• _Problem requirements_:
All lines in the data bearing the string "header" should be identified and copied.

— start of Dataset records —

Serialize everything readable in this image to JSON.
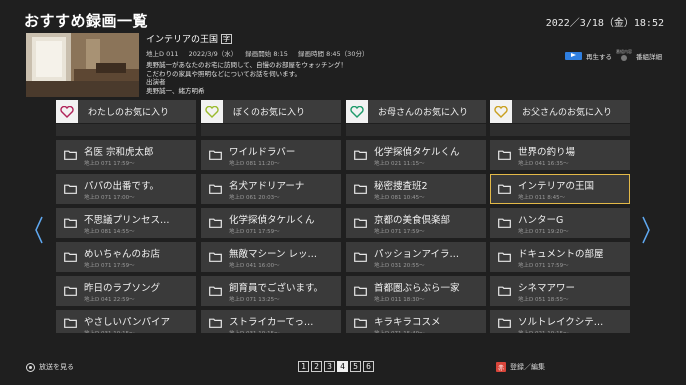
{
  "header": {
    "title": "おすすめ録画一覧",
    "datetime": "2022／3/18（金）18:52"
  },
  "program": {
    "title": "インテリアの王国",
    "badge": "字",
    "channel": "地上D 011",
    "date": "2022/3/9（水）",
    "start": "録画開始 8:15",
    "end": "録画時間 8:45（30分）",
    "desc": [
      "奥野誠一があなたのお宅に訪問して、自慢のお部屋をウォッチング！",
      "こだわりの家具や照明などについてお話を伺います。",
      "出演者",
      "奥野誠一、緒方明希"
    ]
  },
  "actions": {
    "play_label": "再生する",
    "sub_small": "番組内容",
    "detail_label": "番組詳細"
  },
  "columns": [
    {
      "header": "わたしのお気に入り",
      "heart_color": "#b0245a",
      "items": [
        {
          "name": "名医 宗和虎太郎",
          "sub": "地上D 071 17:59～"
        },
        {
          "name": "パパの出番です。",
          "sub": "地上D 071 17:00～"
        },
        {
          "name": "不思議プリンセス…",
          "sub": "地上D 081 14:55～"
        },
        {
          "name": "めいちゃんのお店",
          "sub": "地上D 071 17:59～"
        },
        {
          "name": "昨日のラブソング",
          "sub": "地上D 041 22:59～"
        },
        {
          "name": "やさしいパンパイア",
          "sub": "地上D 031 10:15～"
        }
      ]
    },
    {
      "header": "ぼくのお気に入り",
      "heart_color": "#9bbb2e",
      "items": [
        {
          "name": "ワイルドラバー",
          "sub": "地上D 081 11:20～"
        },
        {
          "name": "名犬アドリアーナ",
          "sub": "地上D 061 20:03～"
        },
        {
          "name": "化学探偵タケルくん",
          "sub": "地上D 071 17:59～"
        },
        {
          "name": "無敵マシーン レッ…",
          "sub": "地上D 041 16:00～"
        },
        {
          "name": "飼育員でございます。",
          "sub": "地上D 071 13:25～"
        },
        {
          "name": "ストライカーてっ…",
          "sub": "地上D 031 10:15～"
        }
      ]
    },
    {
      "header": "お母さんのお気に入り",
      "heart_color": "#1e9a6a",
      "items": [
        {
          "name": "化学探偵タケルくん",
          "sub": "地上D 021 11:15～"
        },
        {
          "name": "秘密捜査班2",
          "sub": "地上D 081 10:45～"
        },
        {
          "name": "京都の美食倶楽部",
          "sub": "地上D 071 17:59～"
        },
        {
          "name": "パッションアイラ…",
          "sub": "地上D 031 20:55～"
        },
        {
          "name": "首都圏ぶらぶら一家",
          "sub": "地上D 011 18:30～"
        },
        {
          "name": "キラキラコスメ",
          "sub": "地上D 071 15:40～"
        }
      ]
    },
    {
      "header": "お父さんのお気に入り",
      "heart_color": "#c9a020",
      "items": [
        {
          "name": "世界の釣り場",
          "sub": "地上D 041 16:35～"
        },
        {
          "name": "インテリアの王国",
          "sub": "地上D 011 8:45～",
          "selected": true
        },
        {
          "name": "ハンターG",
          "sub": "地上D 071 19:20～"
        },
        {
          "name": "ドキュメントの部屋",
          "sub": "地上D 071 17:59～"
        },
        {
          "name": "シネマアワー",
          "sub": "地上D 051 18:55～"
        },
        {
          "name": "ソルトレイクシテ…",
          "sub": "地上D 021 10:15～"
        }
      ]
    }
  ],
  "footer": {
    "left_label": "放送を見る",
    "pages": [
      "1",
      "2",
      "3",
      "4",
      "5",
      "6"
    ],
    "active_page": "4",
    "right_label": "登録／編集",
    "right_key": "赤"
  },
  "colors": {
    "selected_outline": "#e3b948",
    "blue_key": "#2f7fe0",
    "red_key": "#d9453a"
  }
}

— end of Dataset records —

• _The output_:
  "header": {
      "header": "わたしのお気に入り",
      "header": "ぼくのお気に入り",
      "header": "お母さんのお気に入り",
      "header": "お父さんのお気に入り",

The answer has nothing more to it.